Senior Emily Toppen currently serves FHC’s theater program as the Student Director and Stage Manager. The sole purpose of her leadership role is to help Managing Director and Artistic Director/Producer Robbin DeMeester, as well as anyone else on the production team.

“I help them with whatever they need,” Emily said. “I’m their bridge between them and the kids. I help run rehearsals, and I help students with whatever they need. When we cast shows, I am there beginning from day one until the end.”

Before Emily was in high school, she performed plays with Lowell Arts when she was younger. She also participated in Odyssey of the Mind in elementary school, as it created a creative outlet for her, as she also liked creating her own performances. After taking a theater course her freshmen year and participating in auditions, Emily realized she wanted to be a part of the production of Beauty and the Beast, leading her to work in beauty backstage.

During the production of Little Shop of Horrors, Emily will be backstage with a headset on and view all activity of the musical from several different screens so when light cues, sound cues, or objects move on and off stage, Emily will direct, controlling the speed and flow of the show. Her job is to make sure everyone is organized and that the show is moving fluently

I think there’s something magical about a show when you’re sitting in the audience because you have an hour to which you don’t have to think about everything going on in you life. There are people who come to our shows who might be on their first date or are going through something hard at home. I think it’s really magical that the show gets to give them something to leave feeling happier about.”

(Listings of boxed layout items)
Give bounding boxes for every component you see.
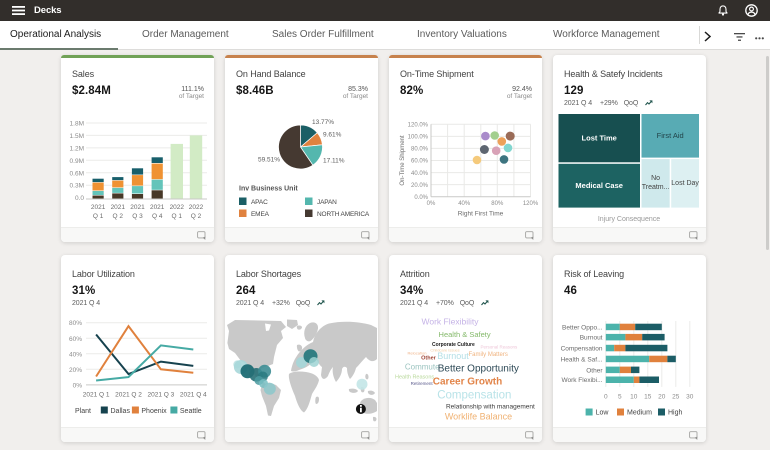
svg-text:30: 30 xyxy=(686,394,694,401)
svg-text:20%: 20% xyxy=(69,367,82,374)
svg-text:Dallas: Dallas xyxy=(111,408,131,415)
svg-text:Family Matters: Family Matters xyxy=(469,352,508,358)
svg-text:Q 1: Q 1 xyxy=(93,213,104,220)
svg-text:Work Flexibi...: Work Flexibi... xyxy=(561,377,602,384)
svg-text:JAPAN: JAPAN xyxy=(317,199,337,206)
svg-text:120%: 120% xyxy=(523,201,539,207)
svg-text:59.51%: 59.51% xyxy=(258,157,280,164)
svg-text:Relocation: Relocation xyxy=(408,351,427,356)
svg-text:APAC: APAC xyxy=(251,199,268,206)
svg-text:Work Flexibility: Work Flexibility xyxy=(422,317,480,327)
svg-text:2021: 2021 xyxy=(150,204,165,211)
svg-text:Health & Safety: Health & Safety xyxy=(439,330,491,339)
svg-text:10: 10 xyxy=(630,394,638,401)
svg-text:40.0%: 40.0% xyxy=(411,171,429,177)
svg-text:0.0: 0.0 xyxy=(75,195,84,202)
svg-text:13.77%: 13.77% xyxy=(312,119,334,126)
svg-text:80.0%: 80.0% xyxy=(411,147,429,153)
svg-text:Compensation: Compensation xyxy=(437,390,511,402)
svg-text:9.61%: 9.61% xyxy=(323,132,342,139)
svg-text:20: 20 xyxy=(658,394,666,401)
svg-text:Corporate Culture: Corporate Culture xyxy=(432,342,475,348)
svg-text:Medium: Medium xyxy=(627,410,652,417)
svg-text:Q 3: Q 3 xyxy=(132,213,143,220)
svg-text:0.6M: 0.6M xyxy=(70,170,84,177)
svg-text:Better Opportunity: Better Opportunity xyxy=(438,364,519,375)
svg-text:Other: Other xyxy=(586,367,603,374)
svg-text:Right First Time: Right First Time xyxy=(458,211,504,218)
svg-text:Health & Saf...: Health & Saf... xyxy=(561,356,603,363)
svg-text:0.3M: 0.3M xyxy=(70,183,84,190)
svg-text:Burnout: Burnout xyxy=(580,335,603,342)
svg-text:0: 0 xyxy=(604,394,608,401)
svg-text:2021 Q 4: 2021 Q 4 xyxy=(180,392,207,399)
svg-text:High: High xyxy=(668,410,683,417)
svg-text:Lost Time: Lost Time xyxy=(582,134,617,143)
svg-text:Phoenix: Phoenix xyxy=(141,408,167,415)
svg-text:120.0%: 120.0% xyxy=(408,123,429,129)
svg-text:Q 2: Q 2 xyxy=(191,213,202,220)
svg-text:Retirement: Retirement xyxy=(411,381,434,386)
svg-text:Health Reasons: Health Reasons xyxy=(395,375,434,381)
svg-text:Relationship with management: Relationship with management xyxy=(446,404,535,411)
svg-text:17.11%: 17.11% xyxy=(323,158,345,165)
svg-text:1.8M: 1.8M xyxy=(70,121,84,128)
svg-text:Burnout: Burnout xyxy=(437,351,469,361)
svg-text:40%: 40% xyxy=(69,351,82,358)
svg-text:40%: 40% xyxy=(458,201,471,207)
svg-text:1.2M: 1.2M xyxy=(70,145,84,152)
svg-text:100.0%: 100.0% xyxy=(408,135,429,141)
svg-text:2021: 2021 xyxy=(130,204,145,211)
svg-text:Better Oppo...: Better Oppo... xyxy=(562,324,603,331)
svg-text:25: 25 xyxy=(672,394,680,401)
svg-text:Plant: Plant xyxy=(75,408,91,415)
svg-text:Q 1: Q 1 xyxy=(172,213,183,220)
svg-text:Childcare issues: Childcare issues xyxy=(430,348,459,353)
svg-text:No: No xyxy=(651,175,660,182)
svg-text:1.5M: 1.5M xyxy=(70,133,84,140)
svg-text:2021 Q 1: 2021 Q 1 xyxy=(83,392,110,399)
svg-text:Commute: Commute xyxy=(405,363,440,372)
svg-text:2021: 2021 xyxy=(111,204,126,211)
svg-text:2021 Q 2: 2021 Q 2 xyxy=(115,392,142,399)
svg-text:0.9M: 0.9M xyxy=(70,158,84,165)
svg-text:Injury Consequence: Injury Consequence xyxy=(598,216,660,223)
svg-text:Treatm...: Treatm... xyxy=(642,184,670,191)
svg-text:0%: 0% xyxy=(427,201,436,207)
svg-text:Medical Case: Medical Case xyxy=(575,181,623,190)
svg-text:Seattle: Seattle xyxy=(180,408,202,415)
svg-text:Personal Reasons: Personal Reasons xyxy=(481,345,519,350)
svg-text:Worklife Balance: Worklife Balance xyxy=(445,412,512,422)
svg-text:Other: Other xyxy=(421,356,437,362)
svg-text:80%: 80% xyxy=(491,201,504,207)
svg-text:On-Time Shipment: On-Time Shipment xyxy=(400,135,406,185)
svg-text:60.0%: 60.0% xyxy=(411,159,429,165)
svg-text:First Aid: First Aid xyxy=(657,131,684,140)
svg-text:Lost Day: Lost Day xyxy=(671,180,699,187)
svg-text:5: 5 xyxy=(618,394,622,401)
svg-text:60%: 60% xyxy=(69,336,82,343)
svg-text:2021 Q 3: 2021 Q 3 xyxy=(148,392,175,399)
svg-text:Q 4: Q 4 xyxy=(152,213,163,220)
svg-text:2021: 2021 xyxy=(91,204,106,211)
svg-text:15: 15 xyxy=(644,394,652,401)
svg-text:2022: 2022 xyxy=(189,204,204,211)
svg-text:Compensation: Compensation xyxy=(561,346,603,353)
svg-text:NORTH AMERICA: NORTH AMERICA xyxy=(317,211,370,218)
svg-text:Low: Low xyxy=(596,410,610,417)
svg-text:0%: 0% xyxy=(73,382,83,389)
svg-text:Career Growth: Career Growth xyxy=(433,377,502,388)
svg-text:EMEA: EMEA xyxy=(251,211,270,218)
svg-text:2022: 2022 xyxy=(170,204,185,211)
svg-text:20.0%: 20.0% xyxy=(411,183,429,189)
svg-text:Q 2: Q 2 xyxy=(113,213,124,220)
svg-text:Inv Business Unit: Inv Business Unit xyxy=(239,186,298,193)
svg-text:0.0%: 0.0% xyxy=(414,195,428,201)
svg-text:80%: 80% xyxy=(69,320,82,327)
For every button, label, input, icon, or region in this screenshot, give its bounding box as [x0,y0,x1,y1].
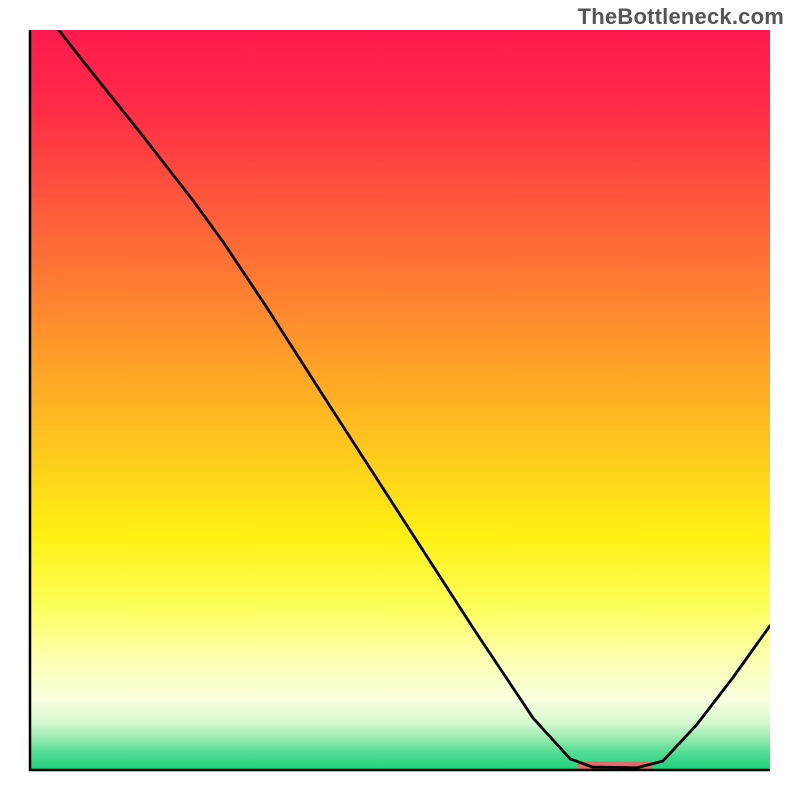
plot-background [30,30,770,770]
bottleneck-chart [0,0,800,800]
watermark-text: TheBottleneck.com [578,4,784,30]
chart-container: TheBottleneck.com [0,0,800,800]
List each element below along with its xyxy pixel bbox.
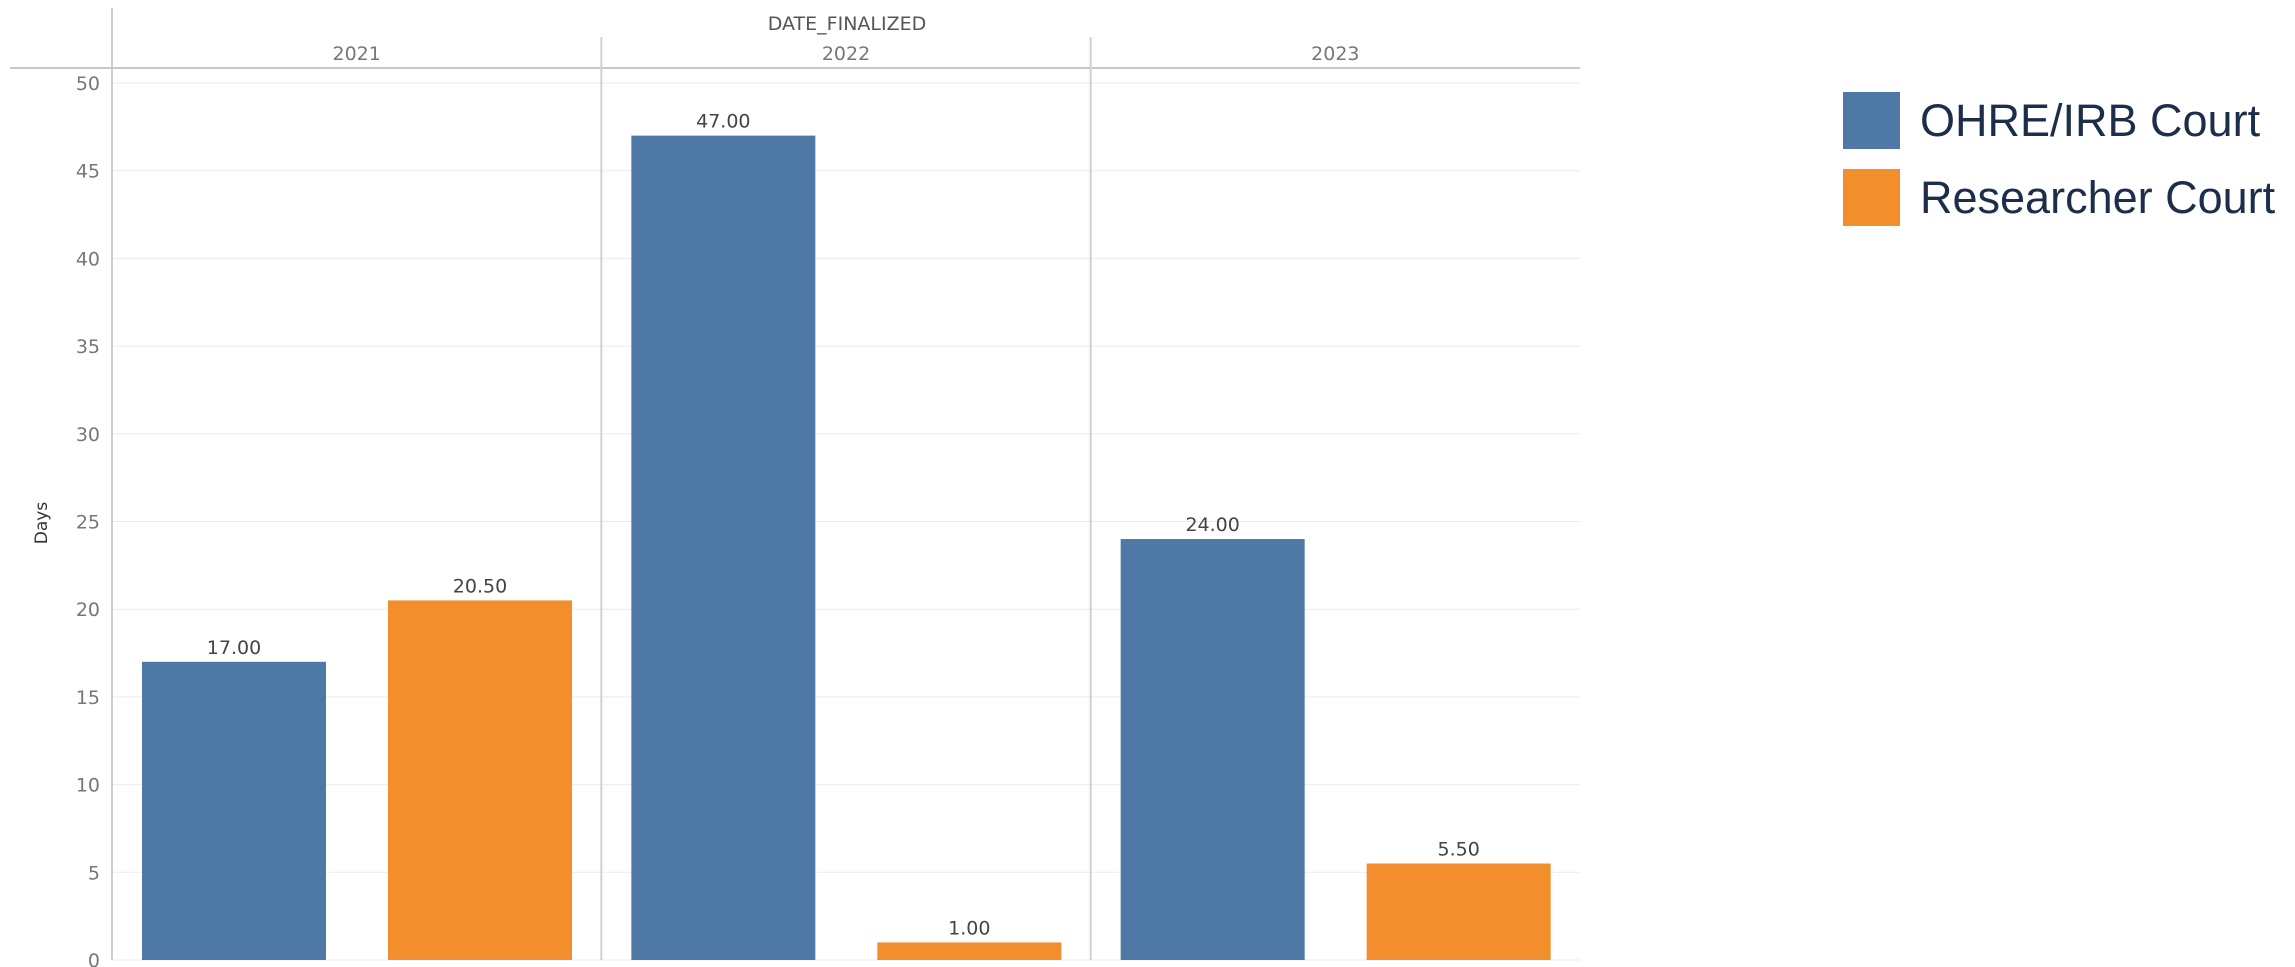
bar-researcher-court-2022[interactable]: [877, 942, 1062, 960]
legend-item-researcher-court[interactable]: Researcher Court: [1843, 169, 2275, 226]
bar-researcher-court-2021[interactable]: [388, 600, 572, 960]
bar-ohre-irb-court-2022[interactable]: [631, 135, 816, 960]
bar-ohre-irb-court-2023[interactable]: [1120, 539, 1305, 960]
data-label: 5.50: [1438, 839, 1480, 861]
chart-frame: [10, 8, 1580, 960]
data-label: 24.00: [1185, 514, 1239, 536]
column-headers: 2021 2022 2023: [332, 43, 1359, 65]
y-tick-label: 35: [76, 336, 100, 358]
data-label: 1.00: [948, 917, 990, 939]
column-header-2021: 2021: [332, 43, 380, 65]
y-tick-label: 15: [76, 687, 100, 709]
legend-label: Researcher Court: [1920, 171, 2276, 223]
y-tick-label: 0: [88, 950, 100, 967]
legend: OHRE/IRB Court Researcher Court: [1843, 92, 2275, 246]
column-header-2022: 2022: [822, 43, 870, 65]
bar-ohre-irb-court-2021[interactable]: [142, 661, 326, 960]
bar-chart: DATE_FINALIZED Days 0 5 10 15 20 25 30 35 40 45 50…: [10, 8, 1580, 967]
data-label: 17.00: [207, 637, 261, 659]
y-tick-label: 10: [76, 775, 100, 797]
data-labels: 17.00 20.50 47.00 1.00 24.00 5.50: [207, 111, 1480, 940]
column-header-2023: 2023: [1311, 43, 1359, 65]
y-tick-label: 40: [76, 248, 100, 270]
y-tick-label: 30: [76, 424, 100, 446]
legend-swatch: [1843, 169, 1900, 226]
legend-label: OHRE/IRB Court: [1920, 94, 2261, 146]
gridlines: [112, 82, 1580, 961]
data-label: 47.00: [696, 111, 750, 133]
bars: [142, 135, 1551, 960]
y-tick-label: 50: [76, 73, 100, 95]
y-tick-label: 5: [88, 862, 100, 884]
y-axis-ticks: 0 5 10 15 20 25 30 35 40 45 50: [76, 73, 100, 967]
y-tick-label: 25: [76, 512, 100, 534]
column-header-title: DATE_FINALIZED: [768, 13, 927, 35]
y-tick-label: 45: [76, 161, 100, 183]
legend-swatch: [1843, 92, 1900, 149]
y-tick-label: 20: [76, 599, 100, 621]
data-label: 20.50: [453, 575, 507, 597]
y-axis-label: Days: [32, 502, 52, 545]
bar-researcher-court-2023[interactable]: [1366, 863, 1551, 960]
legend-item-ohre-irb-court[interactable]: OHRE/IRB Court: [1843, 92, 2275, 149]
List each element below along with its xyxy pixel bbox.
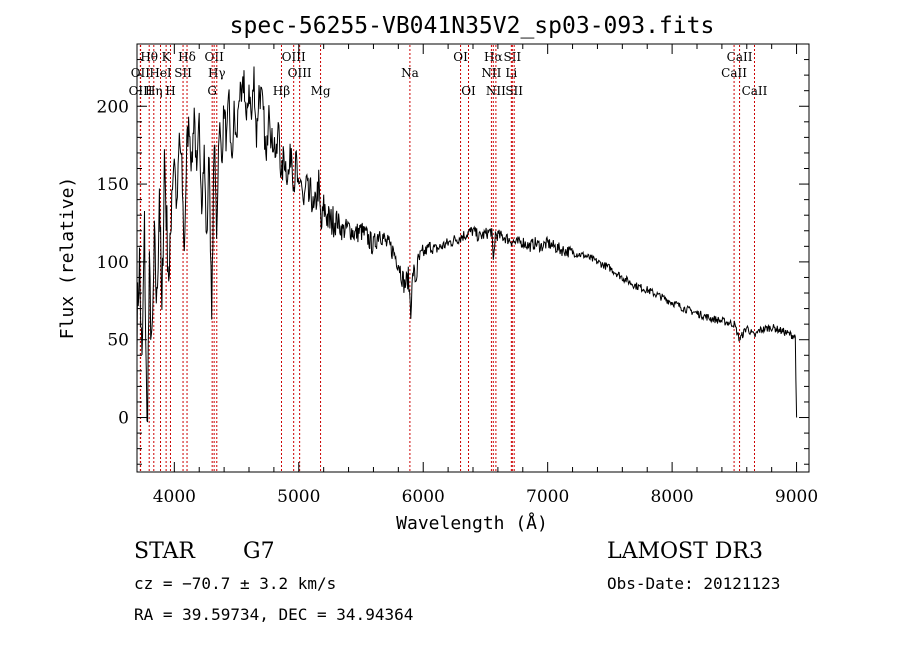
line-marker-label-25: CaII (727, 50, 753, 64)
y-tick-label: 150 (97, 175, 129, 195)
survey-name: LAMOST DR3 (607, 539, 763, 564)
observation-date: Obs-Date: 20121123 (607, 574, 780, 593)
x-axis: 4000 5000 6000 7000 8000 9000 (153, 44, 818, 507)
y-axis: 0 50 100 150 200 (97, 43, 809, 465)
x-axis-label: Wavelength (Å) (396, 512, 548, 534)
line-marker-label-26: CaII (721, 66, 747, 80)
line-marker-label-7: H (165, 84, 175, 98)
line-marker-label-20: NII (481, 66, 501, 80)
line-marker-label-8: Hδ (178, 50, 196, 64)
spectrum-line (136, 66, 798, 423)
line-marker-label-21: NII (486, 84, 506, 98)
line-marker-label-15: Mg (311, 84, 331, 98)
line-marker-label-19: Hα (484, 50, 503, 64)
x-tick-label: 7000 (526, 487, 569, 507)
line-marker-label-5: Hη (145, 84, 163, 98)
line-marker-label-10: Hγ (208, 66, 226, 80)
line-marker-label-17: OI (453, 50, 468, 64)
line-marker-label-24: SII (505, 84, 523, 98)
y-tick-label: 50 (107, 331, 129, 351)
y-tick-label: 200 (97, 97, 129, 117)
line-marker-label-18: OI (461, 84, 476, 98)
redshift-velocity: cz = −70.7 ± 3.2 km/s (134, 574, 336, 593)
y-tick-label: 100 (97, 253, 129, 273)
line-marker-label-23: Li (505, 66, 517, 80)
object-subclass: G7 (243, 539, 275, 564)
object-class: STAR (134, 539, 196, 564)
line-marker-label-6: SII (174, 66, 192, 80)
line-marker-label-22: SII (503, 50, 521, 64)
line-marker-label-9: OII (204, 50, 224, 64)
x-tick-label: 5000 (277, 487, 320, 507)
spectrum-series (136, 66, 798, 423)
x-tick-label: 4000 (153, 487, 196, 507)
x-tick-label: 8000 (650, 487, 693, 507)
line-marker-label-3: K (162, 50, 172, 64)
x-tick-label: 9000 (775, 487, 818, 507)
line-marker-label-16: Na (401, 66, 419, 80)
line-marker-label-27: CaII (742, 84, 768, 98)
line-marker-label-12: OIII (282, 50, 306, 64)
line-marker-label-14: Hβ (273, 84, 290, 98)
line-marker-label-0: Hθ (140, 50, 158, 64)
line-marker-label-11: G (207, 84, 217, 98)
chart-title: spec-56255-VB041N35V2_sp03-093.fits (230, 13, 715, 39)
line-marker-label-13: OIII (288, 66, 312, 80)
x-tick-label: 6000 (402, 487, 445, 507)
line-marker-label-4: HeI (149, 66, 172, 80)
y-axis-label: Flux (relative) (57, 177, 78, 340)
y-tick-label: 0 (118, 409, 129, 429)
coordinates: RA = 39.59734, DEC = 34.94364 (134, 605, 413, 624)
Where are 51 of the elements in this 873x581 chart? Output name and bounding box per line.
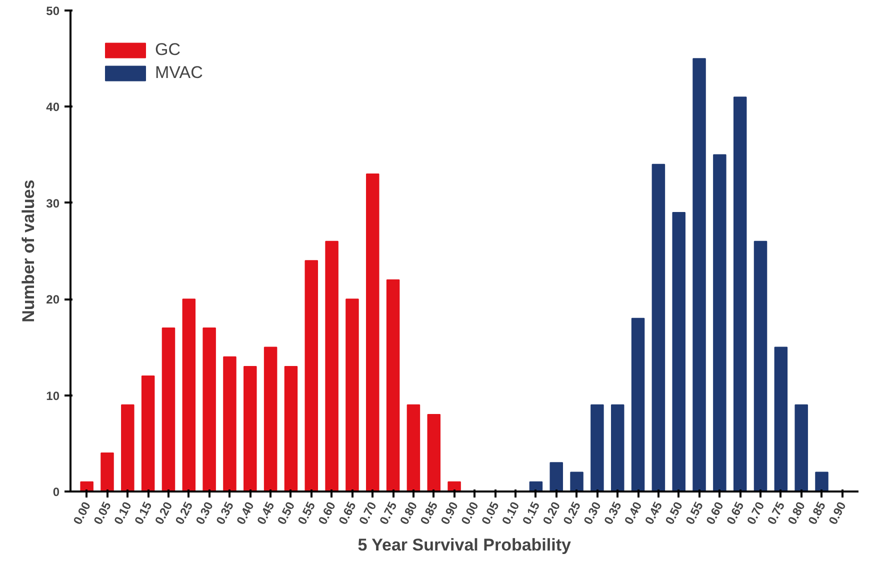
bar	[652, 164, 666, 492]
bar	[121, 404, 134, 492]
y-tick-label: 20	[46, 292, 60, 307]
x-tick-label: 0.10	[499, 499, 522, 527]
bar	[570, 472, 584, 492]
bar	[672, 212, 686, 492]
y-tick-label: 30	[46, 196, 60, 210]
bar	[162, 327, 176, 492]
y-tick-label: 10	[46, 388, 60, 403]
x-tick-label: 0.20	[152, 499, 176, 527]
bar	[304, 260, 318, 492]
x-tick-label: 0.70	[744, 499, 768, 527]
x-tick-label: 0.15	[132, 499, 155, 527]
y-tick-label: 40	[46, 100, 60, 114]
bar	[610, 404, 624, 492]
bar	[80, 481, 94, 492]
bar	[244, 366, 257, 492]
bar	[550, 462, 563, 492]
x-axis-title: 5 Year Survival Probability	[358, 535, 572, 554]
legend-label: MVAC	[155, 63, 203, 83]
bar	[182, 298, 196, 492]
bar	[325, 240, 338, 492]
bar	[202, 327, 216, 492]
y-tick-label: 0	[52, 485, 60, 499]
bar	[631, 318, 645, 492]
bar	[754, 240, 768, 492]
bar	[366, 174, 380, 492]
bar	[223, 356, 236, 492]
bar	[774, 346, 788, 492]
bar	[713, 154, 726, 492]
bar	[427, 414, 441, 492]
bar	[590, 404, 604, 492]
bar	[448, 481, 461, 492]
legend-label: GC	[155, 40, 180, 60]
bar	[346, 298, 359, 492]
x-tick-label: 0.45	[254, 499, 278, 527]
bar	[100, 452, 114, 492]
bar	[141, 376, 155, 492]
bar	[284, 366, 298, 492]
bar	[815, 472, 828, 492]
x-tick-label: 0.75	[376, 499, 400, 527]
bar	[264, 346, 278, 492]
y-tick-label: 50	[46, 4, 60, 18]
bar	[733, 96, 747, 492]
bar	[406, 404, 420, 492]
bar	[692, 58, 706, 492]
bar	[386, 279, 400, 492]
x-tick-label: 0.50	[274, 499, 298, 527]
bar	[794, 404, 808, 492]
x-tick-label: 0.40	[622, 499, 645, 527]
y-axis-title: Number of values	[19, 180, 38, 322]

Do this -> Decide whether each statement agrees with the profile of Emily Toppen, and back each yes or no with the deciding words from it, quoted exactly: (a) Emily performed plays with Lowell Arts before high school. (b) Emily took a theater course in her sophomore year. (c) During Little Shop of Horrors, Emily will wear a headset backstage. Nothing in the records is needed here.

Task answer ->
(a) Yes: "Before Emily was in high school, she performed plays with Lowell Arts when she was younger."
(b) No: "After taking a theater course her freshmen year"
(c) Yes: "Emily will be backstage with a headset on"